[WHAT YOU ARE ASKED TO DO] Print every one of the lines below without changing a single character.

[SUPPLIED RECORDS]
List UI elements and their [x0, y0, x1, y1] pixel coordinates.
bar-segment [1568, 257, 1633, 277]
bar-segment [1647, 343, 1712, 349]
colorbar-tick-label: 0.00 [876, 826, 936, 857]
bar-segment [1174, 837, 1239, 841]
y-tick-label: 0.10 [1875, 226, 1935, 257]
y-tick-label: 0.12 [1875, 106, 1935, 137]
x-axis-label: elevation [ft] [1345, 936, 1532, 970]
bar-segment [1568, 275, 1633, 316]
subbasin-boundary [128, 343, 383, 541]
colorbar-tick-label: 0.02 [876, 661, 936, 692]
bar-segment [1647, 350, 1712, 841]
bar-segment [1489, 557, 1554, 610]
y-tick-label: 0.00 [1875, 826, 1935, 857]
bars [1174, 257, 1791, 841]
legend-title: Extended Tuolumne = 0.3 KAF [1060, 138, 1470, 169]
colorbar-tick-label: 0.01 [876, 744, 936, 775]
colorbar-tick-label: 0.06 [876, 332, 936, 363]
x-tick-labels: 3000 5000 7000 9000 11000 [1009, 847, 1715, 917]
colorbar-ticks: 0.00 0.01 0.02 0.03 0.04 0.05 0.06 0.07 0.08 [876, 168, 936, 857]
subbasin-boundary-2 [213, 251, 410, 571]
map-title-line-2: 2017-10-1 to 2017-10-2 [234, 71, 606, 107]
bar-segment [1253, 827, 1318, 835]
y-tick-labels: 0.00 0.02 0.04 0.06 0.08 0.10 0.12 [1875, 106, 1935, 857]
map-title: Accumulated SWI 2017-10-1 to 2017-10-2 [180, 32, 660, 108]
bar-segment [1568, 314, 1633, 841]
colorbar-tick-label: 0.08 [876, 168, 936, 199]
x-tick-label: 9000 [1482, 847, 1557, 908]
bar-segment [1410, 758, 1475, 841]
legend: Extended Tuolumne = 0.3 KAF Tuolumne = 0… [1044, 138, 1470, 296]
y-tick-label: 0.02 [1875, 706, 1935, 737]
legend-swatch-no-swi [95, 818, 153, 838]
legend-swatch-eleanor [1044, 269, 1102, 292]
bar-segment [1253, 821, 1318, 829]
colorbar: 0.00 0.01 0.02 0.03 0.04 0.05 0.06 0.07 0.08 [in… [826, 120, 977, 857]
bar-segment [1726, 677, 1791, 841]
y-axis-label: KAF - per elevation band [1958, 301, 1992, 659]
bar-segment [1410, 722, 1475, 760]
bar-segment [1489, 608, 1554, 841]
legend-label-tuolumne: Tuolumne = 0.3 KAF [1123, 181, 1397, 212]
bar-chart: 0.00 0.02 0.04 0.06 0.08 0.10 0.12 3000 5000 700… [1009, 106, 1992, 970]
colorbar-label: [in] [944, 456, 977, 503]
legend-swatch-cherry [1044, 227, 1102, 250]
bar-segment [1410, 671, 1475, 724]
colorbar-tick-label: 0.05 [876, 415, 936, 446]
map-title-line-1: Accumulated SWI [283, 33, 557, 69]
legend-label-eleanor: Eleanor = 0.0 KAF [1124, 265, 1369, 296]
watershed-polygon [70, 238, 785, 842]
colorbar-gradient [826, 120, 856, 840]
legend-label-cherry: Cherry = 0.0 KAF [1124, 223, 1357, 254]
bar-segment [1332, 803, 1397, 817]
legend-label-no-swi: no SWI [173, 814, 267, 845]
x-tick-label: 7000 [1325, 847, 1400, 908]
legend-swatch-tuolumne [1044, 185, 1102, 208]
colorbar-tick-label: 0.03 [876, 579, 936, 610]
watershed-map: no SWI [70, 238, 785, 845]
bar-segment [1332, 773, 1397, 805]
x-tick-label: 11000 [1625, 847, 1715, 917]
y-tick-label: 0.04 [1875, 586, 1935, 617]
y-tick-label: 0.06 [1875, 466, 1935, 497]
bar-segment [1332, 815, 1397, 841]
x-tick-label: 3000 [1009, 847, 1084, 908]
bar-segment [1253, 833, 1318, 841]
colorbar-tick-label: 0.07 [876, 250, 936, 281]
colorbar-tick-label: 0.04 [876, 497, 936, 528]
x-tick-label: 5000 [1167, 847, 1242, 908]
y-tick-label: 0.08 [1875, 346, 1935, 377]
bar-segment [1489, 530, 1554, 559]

[RIGHT ANSWER]
List UI elements and their [x0, y0, x1, y1] pixel coordinates.
bar-segment [1568, 257, 1633, 277]
bar-segment [1647, 343, 1712, 349]
colorbar-tick-label: 0.00 [876, 826, 936, 857]
bar-segment [1174, 837, 1239, 841]
y-tick-label: 0.10 [1875, 226, 1935, 257]
y-tick-label: 0.12 [1875, 106, 1935, 137]
x-axis-label: elevation [ft] [1345, 936, 1532, 970]
bar-segment [1568, 275, 1633, 316]
subbasin-boundary [128, 343, 383, 541]
colorbar-tick-label: 0.02 [876, 661, 936, 692]
bar-segment [1647, 350, 1712, 841]
bar-segment [1489, 557, 1554, 610]
y-tick-label: 0.00 [1875, 826, 1935, 857]
bars [1174, 257, 1791, 841]
legend-title: Extended Tuolumne = 0.3 KAF [1060, 138, 1470, 169]
colorbar-tick-label: 0.01 [876, 744, 936, 775]
colorbar-tick-label: 0.06 [876, 332, 936, 363]
x-tick-labels: 3000 5000 7000 9000 11000 [1009, 847, 1715, 917]
colorbar-ticks: 0.00 0.01 0.02 0.03 0.04 0.05 0.06 0.07 0.08 [876, 168, 936, 857]
subbasin-boundary-2 [213, 251, 410, 571]
map-title-line-2: 2017-10-1 to 2017-10-2 [234, 71, 606, 107]
bar-segment [1253, 827, 1318, 835]
y-tick-labels: 0.00 0.02 0.04 0.06 0.08 0.10 0.12 [1875, 106, 1935, 857]
map-title: Accumulated SWI 2017-10-1 to 2017-10-2 [180, 32, 660, 108]
bar-segment [1568, 314, 1633, 841]
colorbar-tick-label: 0.08 [876, 168, 936, 199]
x-tick-label: 9000 [1482, 847, 1557, 908]
bar-segment [1410, 758, 1475, 841]
legend: Extended Tuolumne = 0.3 KAF Tuolumne = 0… [1044, 138, 1470, 296]
y-tick-label: 0.02 [1875, 706, 1935, 737]
legend-swatch-no-swi [95, 818, 153, 838]
legend-swatch-eleanor [1044, 269, 1102, 292]
bar-segment [1253, 821, 1318, 829]
colorbar: 0.00 0.01 0.02 0.03 0.04 0.05 0.06 0.07 0.08 [in… [826, 120, 977, 857]
bar-segment [1726, 677, 1791, 841]
y-axis-label: KAF - per elevation band [1958, 301, 1992, 659]
bar-segment [1410, 722, 1475, 760]
bar-segment [1489, 608, 1554, 841]
legend-label-tuolumne: Tuolumne = 0.3 KAF [1123, 181, 1397, 212]
bar-chart: 0.00 0.02 0.04 0.06 0.08 0.10 0.12 3000 5000 700… [1009, 106, 1992, 970]
colorbar-label: [in] [944, 456, 977, 503]
legend-swatch-cherry [1044, 227, 1102, 250]
bar-segment [1410, 671, 1475, 724]
colorbar-tick-label: 0.05 [876, 415, 936, 446]
map-title-line-1: Accumulated SWI [283, 33, 557, 69]
legend-label-eleanor: Eleanor = 0.0 KAF [1124, 265, 1369, 296]
watershed-polygon [70, 238, 785, 842]
colorbar-gradient [826, 120, 856, 840]
legend-label-cherry: Cherry = 0.0 KAF [1124, 223, 1357, 254]
bar-segment [1332, 803, 1397, 817]
legend-label-no-swi: no SWI [173, 814, 267, 845]
x-tick-label: 7000 [1325, 847, 1400, 908]
legend-swatch-tuolumne [1044, 185, 1102, 208]
colorbar-tick-label: 0.03 [876, 579, 936, 610]
watershed-map: no SWI [70, 238, 785, 845]
bar-segment [1332, 773, 1397, 805]
x-tick-label: 11000 [1625, 847, 1715, 917]
y-tick-label: 0.04 [1875, 586, 1935, 617]
y-tick-label: 0.06 [1875, 466, 1935, 497]
bar-segment [1332, 815, 1397, 841]
x-tick-label: 3000 [1009, 847, 1084, 908]
bar-segment [1253, 833, 1318, 841]
colorbar-tick-label: 0.07 [876, 250, 936, 281]
colorbar-tick-label: 0.04 [876, 497, 936, 528]
x-tick-label: 5000 [1167, 847, 1242, 908]
y-tick-label: 0.08 [1875, 346, 1935, 377]
bar-segment [1489, 530, 1554, 559]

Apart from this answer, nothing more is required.